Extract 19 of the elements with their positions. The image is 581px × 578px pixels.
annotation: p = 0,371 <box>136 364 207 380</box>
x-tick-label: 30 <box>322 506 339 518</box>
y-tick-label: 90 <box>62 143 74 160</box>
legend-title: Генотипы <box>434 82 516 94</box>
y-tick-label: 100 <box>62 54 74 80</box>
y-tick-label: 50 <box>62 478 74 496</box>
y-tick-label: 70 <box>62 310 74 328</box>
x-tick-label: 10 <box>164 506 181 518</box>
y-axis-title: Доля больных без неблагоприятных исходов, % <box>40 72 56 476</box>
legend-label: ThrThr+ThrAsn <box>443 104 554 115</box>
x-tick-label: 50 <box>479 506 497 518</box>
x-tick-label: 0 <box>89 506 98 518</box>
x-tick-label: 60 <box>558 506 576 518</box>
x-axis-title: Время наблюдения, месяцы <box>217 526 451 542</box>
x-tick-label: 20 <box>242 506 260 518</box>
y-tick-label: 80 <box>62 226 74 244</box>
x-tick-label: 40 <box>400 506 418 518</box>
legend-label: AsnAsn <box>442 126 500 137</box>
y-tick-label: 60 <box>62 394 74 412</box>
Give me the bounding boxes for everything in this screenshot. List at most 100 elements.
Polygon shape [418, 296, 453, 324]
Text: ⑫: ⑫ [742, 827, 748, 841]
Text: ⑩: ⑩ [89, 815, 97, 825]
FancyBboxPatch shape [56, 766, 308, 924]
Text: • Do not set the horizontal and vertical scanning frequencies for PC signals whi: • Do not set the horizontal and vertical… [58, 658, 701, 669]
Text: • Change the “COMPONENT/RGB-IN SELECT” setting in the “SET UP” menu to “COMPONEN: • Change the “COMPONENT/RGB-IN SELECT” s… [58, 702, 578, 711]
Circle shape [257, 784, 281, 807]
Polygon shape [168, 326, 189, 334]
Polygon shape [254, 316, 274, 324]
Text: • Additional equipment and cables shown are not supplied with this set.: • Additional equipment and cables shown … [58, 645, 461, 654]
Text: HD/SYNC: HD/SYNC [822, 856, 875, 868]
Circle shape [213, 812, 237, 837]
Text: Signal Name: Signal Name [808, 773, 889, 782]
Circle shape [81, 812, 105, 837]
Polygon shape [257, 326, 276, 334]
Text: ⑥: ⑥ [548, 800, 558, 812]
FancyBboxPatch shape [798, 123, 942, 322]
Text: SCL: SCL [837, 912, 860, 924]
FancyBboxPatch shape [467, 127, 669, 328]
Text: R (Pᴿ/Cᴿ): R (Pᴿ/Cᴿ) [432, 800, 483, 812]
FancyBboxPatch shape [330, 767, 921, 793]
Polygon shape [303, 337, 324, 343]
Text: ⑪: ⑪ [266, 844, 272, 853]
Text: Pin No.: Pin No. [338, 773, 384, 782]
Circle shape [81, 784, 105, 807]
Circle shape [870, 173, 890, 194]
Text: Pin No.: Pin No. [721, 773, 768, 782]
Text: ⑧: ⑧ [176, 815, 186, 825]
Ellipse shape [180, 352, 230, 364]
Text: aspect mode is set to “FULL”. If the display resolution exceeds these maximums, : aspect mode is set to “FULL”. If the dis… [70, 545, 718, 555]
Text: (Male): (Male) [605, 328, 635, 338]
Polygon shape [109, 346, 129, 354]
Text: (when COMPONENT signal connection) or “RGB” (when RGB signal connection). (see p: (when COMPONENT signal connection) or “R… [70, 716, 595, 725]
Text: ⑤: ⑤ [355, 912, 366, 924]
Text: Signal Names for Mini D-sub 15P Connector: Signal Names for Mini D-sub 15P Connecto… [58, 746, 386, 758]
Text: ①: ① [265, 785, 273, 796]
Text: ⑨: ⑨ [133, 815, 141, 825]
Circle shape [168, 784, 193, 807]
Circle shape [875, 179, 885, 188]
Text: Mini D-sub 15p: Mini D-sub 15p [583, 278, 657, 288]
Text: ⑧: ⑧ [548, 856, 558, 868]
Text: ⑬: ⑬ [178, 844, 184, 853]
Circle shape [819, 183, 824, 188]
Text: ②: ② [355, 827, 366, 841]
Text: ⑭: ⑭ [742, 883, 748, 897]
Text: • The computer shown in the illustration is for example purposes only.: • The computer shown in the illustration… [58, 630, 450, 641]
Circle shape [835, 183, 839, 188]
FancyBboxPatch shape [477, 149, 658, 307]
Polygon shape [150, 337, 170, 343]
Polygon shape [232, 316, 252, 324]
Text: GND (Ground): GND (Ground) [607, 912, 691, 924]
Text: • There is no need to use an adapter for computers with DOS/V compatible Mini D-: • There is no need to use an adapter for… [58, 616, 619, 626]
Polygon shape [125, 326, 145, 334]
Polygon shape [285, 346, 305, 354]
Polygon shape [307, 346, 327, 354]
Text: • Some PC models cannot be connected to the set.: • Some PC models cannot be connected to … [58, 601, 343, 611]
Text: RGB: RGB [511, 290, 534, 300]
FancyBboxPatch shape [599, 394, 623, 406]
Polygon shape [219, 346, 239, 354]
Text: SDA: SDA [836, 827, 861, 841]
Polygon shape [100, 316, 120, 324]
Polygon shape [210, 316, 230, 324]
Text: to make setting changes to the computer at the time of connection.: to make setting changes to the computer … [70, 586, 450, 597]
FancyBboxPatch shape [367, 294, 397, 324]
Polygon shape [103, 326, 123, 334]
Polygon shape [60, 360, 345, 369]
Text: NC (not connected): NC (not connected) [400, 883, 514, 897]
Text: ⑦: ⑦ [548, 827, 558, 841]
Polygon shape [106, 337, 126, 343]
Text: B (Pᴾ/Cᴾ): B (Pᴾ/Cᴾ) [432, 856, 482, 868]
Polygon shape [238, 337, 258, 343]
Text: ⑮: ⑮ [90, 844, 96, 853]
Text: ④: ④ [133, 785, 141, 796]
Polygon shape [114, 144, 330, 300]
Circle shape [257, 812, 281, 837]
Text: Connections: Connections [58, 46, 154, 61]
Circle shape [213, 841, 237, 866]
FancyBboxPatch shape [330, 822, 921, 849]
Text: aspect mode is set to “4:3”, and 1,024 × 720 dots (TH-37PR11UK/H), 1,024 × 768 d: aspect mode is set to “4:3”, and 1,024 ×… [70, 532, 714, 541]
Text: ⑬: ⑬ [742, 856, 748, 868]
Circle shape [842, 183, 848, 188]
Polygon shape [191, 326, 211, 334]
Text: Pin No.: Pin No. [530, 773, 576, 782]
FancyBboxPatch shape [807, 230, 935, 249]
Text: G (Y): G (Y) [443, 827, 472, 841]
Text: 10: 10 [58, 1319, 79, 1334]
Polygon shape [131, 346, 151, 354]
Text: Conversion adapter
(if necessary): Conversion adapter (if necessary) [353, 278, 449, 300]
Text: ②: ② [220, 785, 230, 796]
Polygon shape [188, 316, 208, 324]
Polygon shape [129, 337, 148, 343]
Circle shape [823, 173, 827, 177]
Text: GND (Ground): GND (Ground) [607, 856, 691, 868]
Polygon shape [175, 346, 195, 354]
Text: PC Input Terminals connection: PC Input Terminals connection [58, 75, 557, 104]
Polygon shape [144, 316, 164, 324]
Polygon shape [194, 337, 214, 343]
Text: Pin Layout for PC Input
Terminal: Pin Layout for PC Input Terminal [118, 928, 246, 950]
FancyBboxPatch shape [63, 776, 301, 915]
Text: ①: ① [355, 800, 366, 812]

· · · · ·

## Enunciado
Copia sin ningún cambio cada una de las líneas de las entradas anteriores.

## Resultado
Extract 19 of the elements with their positions. The image is 581px × 578px pixels.
annotation: p = 0,371 <box>136 364 207 380</box>
x-tick-label: 30 <box>322 506 339 518</box>
y-tick-label: 90 <box>62 143 74 160</box>
legend-title: Генотипы <box>434 82 516 94</box>
y-tick-label: 100 <box>62 54 74 80</box>
y-tick-label: 50 <box>62 478 74 496</box>
y-tick-label: 70 <box>62 310 74 328</box>
x-tick-label: 10 <box>164 506 181 518</box>
y-axis-title: Доля больных без неблагоприятных исходов, % <box>40 72 56 476</box>
legend-label: ThrThr+ThrAsn <box>443 104 554 115</box>
x-tick-label: 50 <box>479 506 497 518</box>
x-tick-label: 0 <box>89 506 98 518</box>
x-tick-label: 60 <box>558 506 576 518</box>
x-axis-title: Время наблюдения, месяцы <box>217 526 451 542</box>
x-tick-label: 20 <box>242 506 260 518</box>
y-tick-label: 80 <box>62 226 74 244</box>
x-tick-label: 40 <box>400 506 418 518</box>
legend-label: AsnAsn <box>442 126 500 137</box>
y-tick-label: 60 <box>62 394 74 412</box>
Give me the bounding boxes for everything in this screenshot. List at most 100 elements.
Polygon shape [418, 296, 453, 324]
Text: ⑫: ⑫ [742, 827, 748, 841]
Text: ⑩: ⑩ [89, 815, 97, 825]
FancyBboxPatch shape [56, 766, 308, 924]
Text: • Do not set the horizontal and vertical scanning frequencies for PC signals whi: • Do not set the horizontal and vertical… [58, 658, 701, 669]
Text: • Change the “COMPONENT/RGB-IN SELECT” setting in the “SET UP” menu to “COMPONEN: • Change the “COMPONENT/RGB-IN SELECT” s… [58, 702, 578, 711]
Circle shape [257, 784, 281, 807]
Polygon shape [168, 326, 189, 334]
Polygon shape [254, 316, 274, 324]
Text: • Additional equipment and cables shown are not supplied with this set.: • Additional equipment and cables shown … [58, 645, 461, 654]
Text: HD/SYNC: HD/SYNC [822, 856, 875, 868]
Circle shape [213, 812, 237, 837]
Text: Signal Name: Signal Name [808, 773, 889, 782]
Circle shape [81, 812, 105, 837]
Polygon shape [257, 326, 276, 334]
Text: ⑥: ⑥ [548, 800, 558, 812]
FancyBboxPatch shape [798, 123, 942, 322]
Text: SCL: SCL [837, 912, 860, 924]
FancyBboxPatch shape [467, 127, 669, 328]
Text: R (Pᴿ/Cᴿ): R (Pᴿ/Cᴿ) [432, 800, 483, 812]
FancyBboxPatch shape [330, 767, 921, 793]
Polygon shape [303, 337, 324, 343]
Text: ⑪: ⑪ [266, 844, 272, 853]
Text: Pin No.: Pin No. [338, 773, 384, 782]
Circle shape [81, 784, 105, 807]
Circle shape [870, 173, 890, 194]
Text: Pin No.: Pin No. [721, 773, 768, 782]
Text: ⑧: ⑧ [176, 815, 186, 825]
Ellipse shape [180, 352, 230, 364]
Text: aspect mode is set to “FULL”. If the display resolution exceeds these maximums, : aspect mode is set to “FULL”. If the dis… [70, 545, 718, 555]
Text: (Male): (Male) [605, 328, 635, 338]
Polygon shape [109, 346, 129, 354]
Text: (when COMPONENT signal connection) or “RGB” (when RGB signal connection). (see p: (when COMPONENT signal connection) or “R… [70, 716, 595, 725]
Text: ⑤: ⑤ [355, 912, 366, 924]
Text: Signal Names for Mini D-sub 15P Connector: Signal Names for Mini D-sub 15P Connecto… [58, 746, 386, 758]
Text: ①: ① [265, 785, 273, 796]
Text: ⑨: ⑨ [133, 815, 141, 825]
Circle shape [168, 784, 193, 807]
Circle shape [875, 179, 885, 188]
Text: Mini D-sub 15p: Mini D-sub 15p [583, 278, 657, 288]
Text: ⑧: ⑧ [548, 856, 558, 868]
Text: ⑬: ⑬ [178, 844, 184, 853]
Circle shape [819, 183, 824, 188]
Text: ②: ② [355, 827, 366, 841]
Text: ⑭: ⑭ [742, 883, 748, 897]
Text: • The computer shown in the illustration is for example purposes only.: • The computer shown in the illustration… [58, 630, 450, 641]
Circle shape [835, 183, 839, 188]
FancyBboxPatch shape [477, 149, 658, 307]
Polygon shape [150, 337, 170, 343]
Polygon shape [232, 316, 252, 324]
Text: GND (Ground): GND (Ground) [607, 912, 691, 924]
Text: • There is no need to use an adapter for computers with DOS/V compatible Mini D-: • There is no need to use an adapter for… [58, 616, 619, 626]
Polygon shape [125, 326, 145, 334]
Polygon shape [285, 346, 305, 354]
Polygon shape [307, 346, 327, 354]
Text: • Some PC models cannot be connected to the set.: • Some PC models cannot be connected to … [58, 601, 343, 611]
Text: RGB: RGB [511, 290, 534, 300]
FancyBboxPatch shape [599, 394, 623, 406]
Polygon shape [219, 346, 239, 354]
Text: SDA: SDA [836, 827, 861, 841]
Polygon shape [100, 316, 120, 324]
Polygon shape [210, 316, 230, 324]
Text: to make setting changes to the computer at the time of connection.: to make setting changes to the computer … [70, 586, 450, 597]
FancyBboxPatch shape [367, 294, 397, 324]
Polygon shape [103, 326, 123, 334]
Polygon shape [60, 360, 345, 369]
Text: NC (not connected): NC (not connected) [400, 883, 514, 897]
Text: ⑦: ⑦ [548, 827, 558, 841]
Polygon shape [106, 337, 126, 343]
Text: B (Pᴾ/Cᴾ): B (Pᴾ/Cᴾ) [432, 856, 482, 868]
Polygon shape [238, 337, 258, 343]
Text: ⑮: ⑮ [90, 844, 96, 853]
Text: ④: ④ [133, 785, 141, 796]
Polygon shape [114, 144, 330, 300]
Circle shape [257, 812, 281, 837]
Text: Connections: Connections [58, 46, 154, 61]
Circle shape [213, 841, 237, 866]
FancyBboxPatch shape [330, 822, 921, 849]
Text: aspect mode is set to “4:3”, and 1,024 × 720 dots (TH-37PR11UK/H), 1,024 × 768 d: aspect mode is set to “4:3”, and 1,024 ×… [70, 532, 714, 541]
Text: ⑬: ⑬ [742, 856, 748, 868]
Circle shape [842, 183, 848, 188]
Polygon shape [191, 326, 211, 334]
Text: Pin No.: Pin No. [530, 773, 576, 782]
FancyBboxPatch shape [807, 230, 935, 249]
Text: G (Y): G (Y) [443, 827, 472, 841]
Text: 10: 10 [58, 1319, 79, 1334]
Polygon shape [131, 346, 151, 354]
Text: Conversion adapter
(if necessary): Conversion adapter (if necessary) [353, 278, 449, 300]
Text: ②: ② [220, 785, 230, 796]
Polygon shape [188, 316, 208, 324]
Polygon shape [129, 337, 148, 343]
Circle shape [823, 173, 827, 177]
Text: GND (Ground): GND (Ground) [607, 856, 691, 868]
Polygon shape [175, 346, 195, 354]
Text: PC Input Terminals connection: PC Input Terminals connection [58, 75, 557, 104]
Polygon shape [144, 316, 164, 324]
Polygon shape [194, 337, 214, 343]
Text: Pin Layout for PC Input
Terminal: Pin Layout for PC Input Terminal [118, 928, 246, 950]
FancyBboxPatch shape [63, 776, 301, 915]
Text: ①: ① [355, 800, 366, 812]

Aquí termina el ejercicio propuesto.